#### What you have to do:
Hunt for the word "color" across the entries below, copying each line that holds it.

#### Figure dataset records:
===

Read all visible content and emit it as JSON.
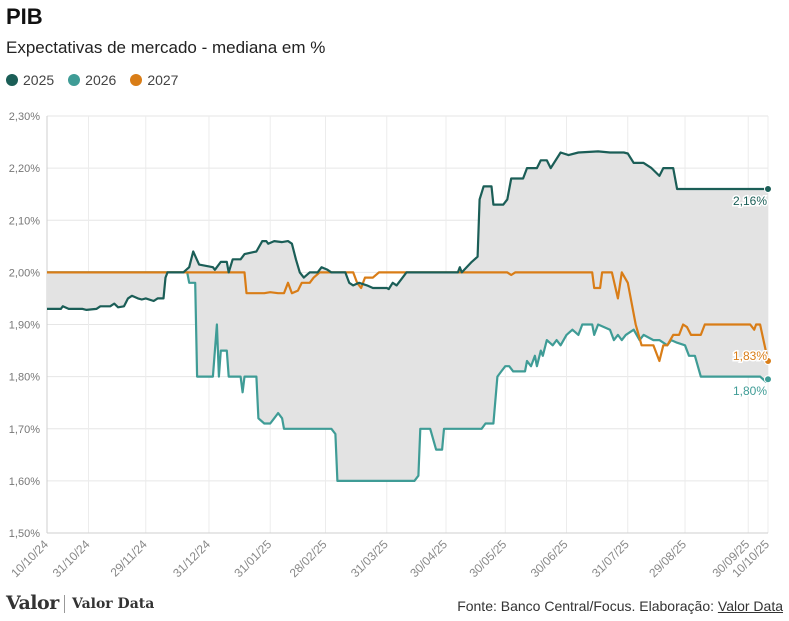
{
  "header": {
    "title": "PIB",
    "subtitle": "Expectativas de mercado - mediana em %"
  },
  "footer": {
    "logo_main": "Valor",
    "logo_secondary": "Valor Data",
    "source_prefix": "Fonte: Banco Central/Focus. Elaboração: ",
    "source_link": "Valor Data"
  },
  "chart_data": {
    "type": "line",
    "title": "PIB",
    "subtitle": "Expectativas de mercado - mediana em %",
    "legend_position": "top-left",
    "grid": true,
    "ylim": [
      1.5,
      2.3
    ],
    "y_ticks": [
      "1,50%",
      "1,60%",
      "1,70%",
      "1,80%",
      "1,90%",
      "2,00%",
      "2,10%",
      "2,20%",
      "2,30%"
    ],
    "y_tick_values": [
      1.5,
      1.6,
      1.7,
      1.8,
      1.9,
      2.0,
      2.1,
      2.2,
      2.3
    ],
    "xlim": [
      "2024-10-10",
      "2025-10-10"
    ],
    "x_ticks": [
      {
        "date": "2024-10-10",
        "label": "10/10/24"
      },
      {
        "date": "2024-10-31",
        "label": "31/10/24"
      },
      {
        "date": "2024-11-29",
        "label": "29/11/24"
      },
      {
        "date": "2024-12-31",
        "label": "31/12/24"
      },
      {
        "date": "2025-01-31",
        "label": "31/01/25"
      },
      {
        "date": "2025-02-28",
        "label": "28/02/25"
      },
      {
        "date": "2025-03-31",
        "label": "31/03/25"
      },
      {
        "date": "2025-04-30",
        "label": "30/04/25"
      },
      {
        "date": "2025-05-30",
        "label": "30/05/25"
      },
      {
        "date": "2025-06-30",
        "label": "30/06/25"
      },
      {
        "date": "2025-07-31",
        "label": "31/07/25"
      },
      {
        "date": "2025-08-29",
        "label": "29/08/25"
      },
      {
        "date": "2025-09-30",
        "label": "30/09/25"
      },
      {
        "date": "2025-10-10",
        "label": "10/10/25"
      }
    ],
    "band": {
      "fill": "#e3e3e3",
      "between": [
        "2025",
        "2026"
      ]
    },
    "series": [
      {
        "name": "2025",
        "color": "#1b5e57",
        "end_label": "2,16%",
        "points": [
          [
            "2024-10-10",
            1.93
          ],
          [
            "2024-10-17",
            1.93
          ],
          [
            "2024-10-18",
            1.935
          ],
          [
            "2024-10-21",
            1.93
          ],
          [
            "2024-10-28",
            1.93
          ],
          [
            "2024-10-30",
            1.928
          ],
          [
            "2024-11-04",
            1.93
          ],
          [
            "2024-11-06",
            1.935
          ],
          [
            "2024-11-11",
            1.935
          ],
          [
            "2024-11-13",
            1.94
          ],
          [
            "2024-11-15",
            1.933
          ],
          [
            "2024-11-18",
            1.935
          ],
          [
            "2024-11-20",
            1.95
          ],
          [
            "2024-11-22",
            1.955
          ],
          [
            "2024-11-25",
            1.95
          ],
          [
            "2024-11-27",
            1.948
          ],
          [
            "2024-11-29",
            1.95
          ],
          [
            "2024-12-03",
            1.945
          ],
          [
            "2024-12-05",
            1.95
          ],
          [
            "2024-12-08",
            1.95
          ],
          [
            "2024-12-09",
            1.99
          ],
          [
            "2024-12-10",
            2.0
          ],
          [
            "2024-12-18",
            2.0
          ],
          [
            "2024-12-21",
            2.01
          ],
          [
            "2024-12-23",
            2.04
          ],
          [
            "2024-12-26",
            2.015
          ],
          [
            "2025-01-02",
            2.01
          ],
          [
            "2025-01-03",
            2.005
          ],
          [
            "2025-01-06",
            2.02
          ],
          [
            "2025-01-09",
            2.02
          ],
          [
            "2025-01-10",
            2.0
          ],
          [
            "2025-01-12",
            2.025
          ],
          [
            "2025-01-16",
            2.025
          ],
          [
            "2025-01-17",
            2.03
          ],
          [
            "2025-01-18",
            2.035
          ],
          [
            "2025-01-24",
            2.04
          ],
          [
            "2025-01-27",
            2.06
          ],
          [
            "2025-01-29",
            2.06
          ],
          [
            "2025-01-30",
            2.055
          ],
          [
            "2025-02-02",
            2.06
          ],
          [
            "2025-02-06",
            2.058
          ],
          [
            "2025-02-09",
            2.06
          ],
          [
            "2025-02-11",
            2.055
          ],
          [
            "2025-02-13",
            2.025
          ],
          [
            "2025-02-15",
            2.0
          ],
          [
            "2025-02-17",
            1.99
          ],
          [
            "2025-02-20",
            2.0
          ],
          [
            "2025-02-24",
            2.0
          ],
          [
            "2025-02-26",
            2.01
          ],
          [
            "2025-03-01",
            2.005
          ],
          [
            "2025-03-03",
            2.0
          ],
          [
            "2025-03-10",
            2.0
          ],
          [
            "2025-03-12",
            1.98
          ],
          [
            "2025-03-14",
            1.975
          ],
          [
            "2025-03-17",
            1.98
          ],
          [
            "2025-03-21",
            1.975
          ],
          [
            "2025-03-24",
            1.97
          ],
          [
            "2025-03-31",
            1.97
          ],
          [
            "2025-04-01",
            1.968
          ],
          [
            "2025-04-03",
            1.98
          ],
          [
            "2025-04-05",
            1.975
          ],
          [
            "2025-04-08",
            1.99
          ],
          [
            "2025-04-10",
            2.0
          ],
          [
            "2025-05-06",
            2.0
          ],
          [
            "2025-05-07",
            2.01
          ],
          [
            "2025-05-08",
            2.0
          ],
          [
            "2025-05-13",
            2.02
          ],
          [
            "2025-05-16",
            2.03
          ],
          [
            "2025-05-17",
            2.14
          ],
          [
            "2025-05-19",
            2.165
          ],
          [
            "2025-05-23",
            2.165
          ],
          [
            "2025-05-24",
            2.13
          ],
          [
            "2025-05-29",
            2.13
          ],
          [
            "2025-05-31",
            2.14
          ],
          [
            "2025-06-02",
            2.18
          ],
          [
            "2025-06-08",
            2.18
          ],
          [
            "2025-06-10",
            2.2
          ],
          [
            "2025-06-15",
            2.2
          ],
          [
            "2025-06-17",
            2.215
          ],
          [
            "2025-06-20",
            2.215
          ],
          [
            "2025-06-22",
            2.2
          ],
          [
            "2025-06-27",
            2.23
          ],
          [
            "2025-07-01",
            2.225
          ],
          [
            "2025-07-06",
            2.23
          ],
          [
            "2025-07-16",
            2.232
          ],
          [
            "2025-07-22",
            2.23
          ],
          [
            "2025-07-29",
            2.23
          ],
          [
            "2025-07-31",
            2.228
          ],
          [
            "2025-08-03",
            2.21
          ],
          [
            "2025-08-08",
            2.21
          ],
          [
            "2025-08-12",
            2.2
          ],
          [
            "2025-08-16",
            2.185
          ],
          [
            "2025-08-18",
            2.2
          ],
          [
            "2025-08-23",
            2.2
          ],
          [
            "2025-08-25",
            2.16
          ],
          [
            "2025-10-10",
            2.16
          ]
        ]
      },
      {
        "name": "2026",
        "color": "#3f9c96",
        "end_label": "1,80%",
        "points": [
          [
            "2024-10-10",
            2.0
          ],
          [
            "2024-12-20",
            2.0
          ],
          [
            "2024-12-21",
            1.98
          ],
          [
            "2024-12-24",
            1.98
          ],
          [
            "2024-12-25",
            1.8
          ],
          [
            "2025-01-02",
            1.8
          ],
          [
            "2025-01-04",
            1.9
          ],
          [
            "2025-01-05",
            1.8
          ],
          [
            "2025-01-06",
            1.85
          ],
          [
            "2025-01-09",
            1.85
          ],
          [
            "2025-01-10",
            1.8
          ],
          [
            "2025-01-16",
            1.8
          ],
          [
            "2025-01-17",
            1.77
          ],
          [
            "2025-01-18",
            1.8
          ],
          [
            "2025-01-24",
            1.8
          ],
          [
            "2025-01-25",
            1.72
          ],
          [
            "2025-01-28",
            1.71
          ],
          [
            "2025-01-31",
            1.71
          ],
          [
            "2025-02-02",
            1.72
          ],
          [
            "2025-02-04",
            1.73
          ],
          [
            "2025-02-06",
            1.72
          ],
          [
            "2025-02-07",
            1.7
          ],
          [
            "2025-03-03",
            1.7
          ],
          [
            "2025-03-05",
            1.69
          ],
          [
            "2025-03-06",
            1.6
          ],
          [
            "2025-04-14",
            1.6
          ],
          [
            "2025-04-16",
            1.61
          ],
          [
            "2025-04-17",
            1.7
          ],
          [
            "2025-04-22",
            1.7
          ],
          [
            "2025-04-25",
            1.66
          ],
          [
            "2025-04-28",
            1.66
          ],
          [
            "2025-04-29",
            1.7
          ],
          [
            "2025-05-13",
            1.7
          ],
          [
            "2025-05-18",
            1.7
          ],
          [
            "2025-05-20",
            1.71
          ],
          [
            "2025-05-24",
            1.71
          ],
          [
            "2025-05-26",
            1.8
          ],
          [
            "2025-05-28",
            1.81
          ],
          [
            "2025-05-30",
            1.82
          ],
          [
            "2025-06-01",
            1.82
          ],
          [
            "2025-06-03",
            1.81
          ],
          [
            "2025-06-09",
            1.81
          ],
          [
            "2025-06-10",
            1.83
          ],
          [
            "2025-06-12",
            1.82
          ],
          [
            "2025-06-14",
            1.84
          ],
          [
            "2025-06-15",
            1.82
          ],
          [
            "2025-06-17",
            1.85
          ],
          [
            "2025-06-18",
            1.84
          ],
          [
            "2025-06-20",
            1.87
          ],
          [
            "2025-06-23",
            1.86
          ],
          [
            "2025-06-25",
            1.87
          ],
          [
            "2025-06-27",
            1.86
          ],
          [
            "2025-06-30",
            1.88
          ],
          [
            "2025-07-03",
            1.89
          ],
          [
            "2025-07-06",
            1.88
          ],
          [
            "2025-07-08",
            1.9
          ],
          [
            "2025-07-13",
            1.9
          ],
          [
            "2025-07-14",
            1.88
          ],
          [
            "2025-07-16",
            1.9
          ],
          [
            "2025-07-22",
            1.89
          ],
          [
            "2025-07-24",
            1.87
          ],
          [
            "2025-07-26",
            1.88
          ],
          [
            "2025-07-28",
            1.87
          ],
          [
            "2025-07-30",
            1.88
          ],
          [
            "2025-08-03",
            1.89
          ],
          [
            "2025-08-06",
            1.87
          ],
          [
            "2025-08-08",
            1.88
          ],
          [
            "2025-08-13",
            1.87
          ],
          [
            "2025-08-16",
            1.87
          ],
          [
            "2025-08-20",
            1.86
          ],
          [
            "2025-08-22",
            1.87
          ],
          [
            "2025-08-25",
            1.865
          ],
          [
            "2025-08-29",
            1.86
          ],
          [
            "2025-08-31",
            1.84
          ],
          [
            "2025-09-03",
            1.84
          ],
          [
            "2025-09-06",
            1.8
          ],
          [
            "2025-10-06",
            1.8
          ],
          [
            "2025-10-09",
            1.79
          ],
          [
            "2025-10-10",
            1.795
          ]
        ]
      },
      {
        "name": "2027",
        "color": "#d97d17",
        "end_label": "1,83%",
        "points": [
          [
            "2024-10-10",
            2.0
          ],
          [
            "2025-01-18",
            2.0
          ],
          [
            "2025-01-19",
            1.96
          ],
          [
            "2025-01-28",
            1.96
          ],
          [
            "2025-01-31",
            1.962
          ],
          [
            "2025-02-04",
            1.96
          ],
          [
            "2025-02-07",
            1.96
          ],
          [
            "2025-02-09",
            1.98
          ],
          [
            "2025-02-11",
            1.96
          ],
          [
            "2025-02-14",
            1.965
          ],
          [
            "2025-02-16",
            1.98
          ],
          [
            "2025-02-20",
            1.98
          ],
          [
            "2025-02-22",
            1.99
          ],
          [
            "2025-02-25",
            2.0
          ],
          [
            "2025-03-14",
            2.0
          ],
          [
            "2025-03-16",
            1.98
          ],
          [
            "2025-03-18",
            1.97
          ],
          [
            "2025-03-20",
            1.99
          ],
          [
            "2025-03-24",
            1.99
          ],
          [
            "2025-03-27",
            2.0
          ],
          [
            "2025-05-31",
            2.0
          ],
          [
            "2025-06-02",
            1.995
          ],
          [
            "2025-06-04",
            2.0
          ],
          [
            "2025-07-13",
            2.0
          ],
          [
            "2025-07-14",
            1.97
          ],
          [
            "2025-07-17",
            1.97
          ],
          [
            "2025-07-18",
            2.0
          ],
          [
            "2025-07-23",
            2.0
          ],
          [
            "2025-07-26",
            1.95
          ],
          [
            "2025-07-28",
            2.0
          ],
          [
            "2025-07-31",
            1.98
          ],
          [
            "2025-08-04",
            1.9
          ],
          [
            "2025-08-07",
            1.86
          ],
          [
            "2025-08-13",
            1.86
          ],
          [
            "2025-08-16",
            1.83
          ],
          [
            "2025-08-18",
            1.86
          ],
          [
            "2025-08-20",
            1.86
          ],
          [
            "2025-08-23",
            1.88
          ],
          [
            "2025-08-26",
            1.88
          ],
          [
            "2025-08-28",
            1.9
          ],
          [
            "2025-08-30",
            1.895
          ],
          [
            "2025-09-01",
            1.88
          ],
          [
            "2025-09-06",
            1.88
          ],
          [
            "2025-09-08",
            1.9
          ],
          [
            "2025-09-12",
            1.9
          ],
          [
            "2025-10-01",
            1.9
          ],
          [
            "2025-10-03",
            1.89
          ],
          [
            "2025-10-04",
            1.9
          ],
          [
            "2025-10-06",
            1.9
          ],
          [
            "2025-10-10",
            1.83
          ]
        ]
      }
    ]
  }
}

===

#### Correct answer:
        "color": "#1b5e57",
        "color": "#3f9c96",
        "color": "#d97d17",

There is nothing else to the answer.